[Passage shown]
┌────────
One key religious section in Return of the Spirit is Muhsin’s vision in the cowshed, which seems almost a parody of Martin Luther’s revelation in the tower. In this cowshed, which is also the residence of a farm family, Muhsin comes to know the unity of existence and the unified duality of the emotions and logic. When his rival, Mustafa, succumbs to love and tries to decide whether to put his feelings into a letter to his beloved, he becomes a prime example of this notion of al-Hakim (and of others) that the heart and the mind actually reason in different ways. Both are trustworthy guides, no matter how much they appear to contradict each other on the surface. In his vision, Muhsin, by having a feeling of the unity of existence, has had a “feeling of God.” This could be another example of latent Sufism in al-Hakim’s writings, of a secular spiritualism, or of a secular Islamic pantheism, except that al-Hakim cites Dostoyevsky here, taking the passage from a book by Mérejkovsky.
THE FAMILY AS A MICROCOSM OF EGYPT
The novel’s characters, well developed in themselves, also stand for things that form part of the book’s meaning.
Zanuba is criticized for shaving the food budget to spend money instead on magic and charlatans. The Islamic modernist message conveyed through this example is that uneducated women are not the fruit of Islam but a danger to it. Society, and particularly Islamic society, must protect itself by educating women thoroughly in every field.
The scenes contrasting Saniya with her mother show generational change in the outlook of women in Egypt during that period. Saniya is even more strongly contrasted with Zanuba when Zanuba makes a determined effort to attract the attention of Mustafa, the man who will fall in love with Saniya. (Of course, everyone who encounters Saniya falls in love with her.) Saniya is not only beautiful; she is also the representative new woman. She is the second Prisca, the modern Prisca, in al-Hakim’s landmark play, The People of the Cave—which was published the same year as Return of the Spirit—because she is an educated woman. Both Saniya and her mother successfully manipulate the men in their lives, but Saniya has a turn of mind that is the fruit of her education and that allows her to debate with her mother and to guide her intended mate in an appropriate direction. The marriages of the mother and daughter are instructively different. Saniya’s father waited to marry until he had virtually completed his career—until he had made enough money to retire. Saniya marries, for love, a young man she has encountered by chance. Fortunately, money is not in short supply here either.
└────────
Reproduce the passage on Return of the Spirit word for word, beginning at the words "THE FAMILY AS" and stopping after "in every field.".

[Entries]
┌────────
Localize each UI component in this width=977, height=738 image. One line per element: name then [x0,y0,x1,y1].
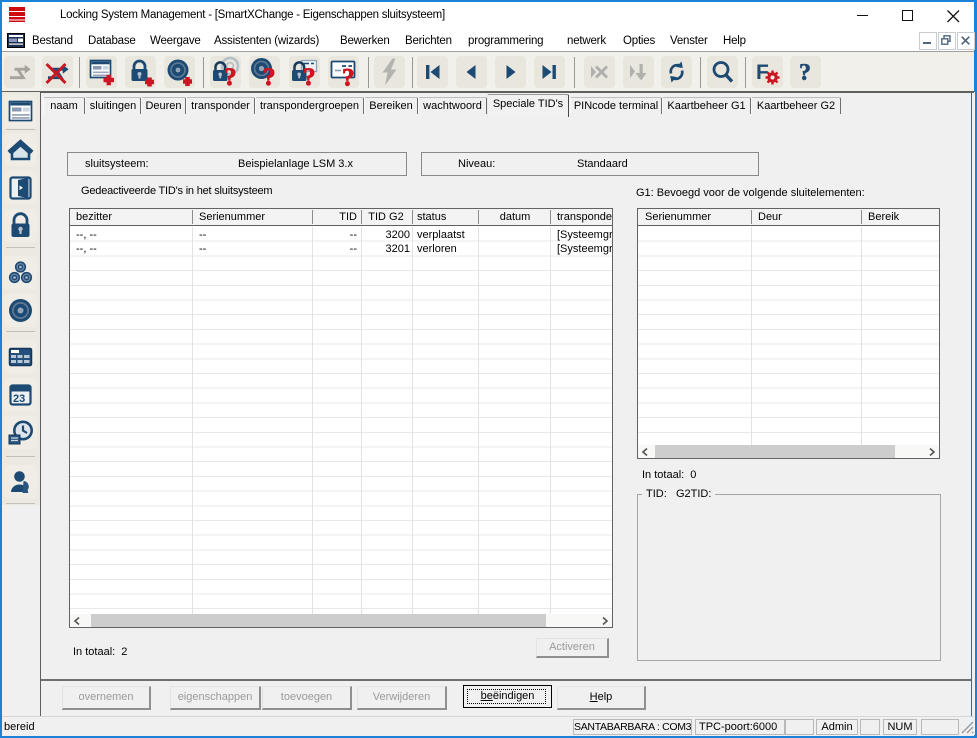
svg-text:?: ? [224,64,237,88]
svg-text:?: ? [342,65,355,89]
svg-text:?: ? [263,64,276,88]
svg-text:?: ? [303,64,316,88]
svg-text:?: ? [799,60,811,86]
svg-text:23: 23 [13,393,25,405]
svg-text:F: F [756,61,769,84]
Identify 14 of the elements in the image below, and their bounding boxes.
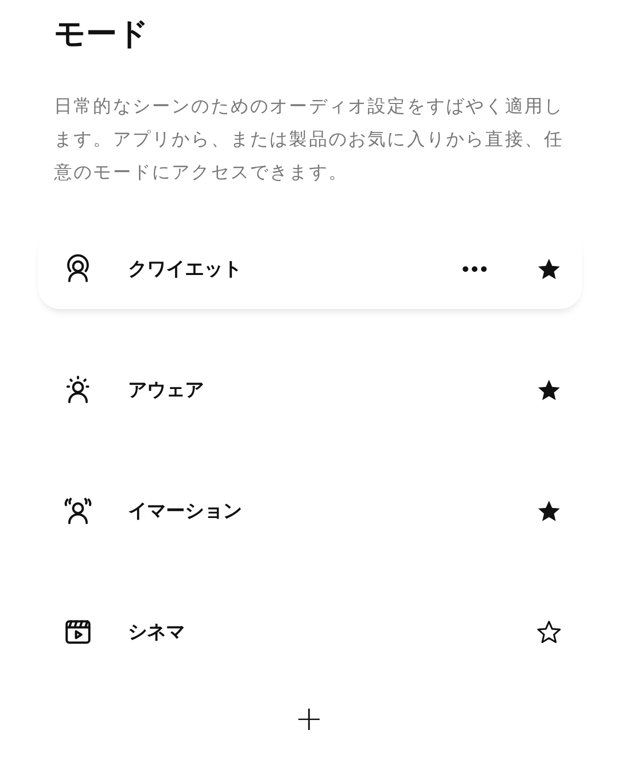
mode-name: クワイエット: [128, 257, 243, 282]
mode-name: シネマ: [128, 620, 186, 645]
person-waves-icon: [62, 495, 94, 527]
mode-row[interactable]: シネマ: [38, 592, 582, 672]
mode-row[interactable]: アウェア: [38, 350, 582, 430]
add-button[interactable]: +: [294, 702, 324, 736]
star-outline-icon[interactable]: [536, 619, 562, 645]
mode-row[interactable]: クワイエット •••: [38, 229, 582, 309]
mode-name: アウェア: [128, 378, 205, 403]
mode-row[interactable]: イマーション: [38, 471, 582, 551]
mode-name: イマーション: [128, 499, 243, 524]
description: 日常的なシーンのためのオーディオ設定をすばやく適用します。アプリから、または製品のお気に入りから直接、任意のモードにアクセスできます。: [54, 95, 565, 185]
page-title: モード: [54, 15, 150, 54]
more-button[interactable]: •••: [460, 260, 488, 278]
└────────
[Expected output]
THE FAMILY AS A MICROCOSM OF EGYPT
The novel’s characters, well developed in themselves, also stand for things that form part of the book’s meaning.
Zanuba is criticized for shaving the food budget to spend money instead on magic and charlatans. The Islamic modernist message conveyed through this example is that uneducated women are not the fruit of Islam but a danger to it. Society, and particularly Islamic society, must protect itself by educating women thoroughly in every field.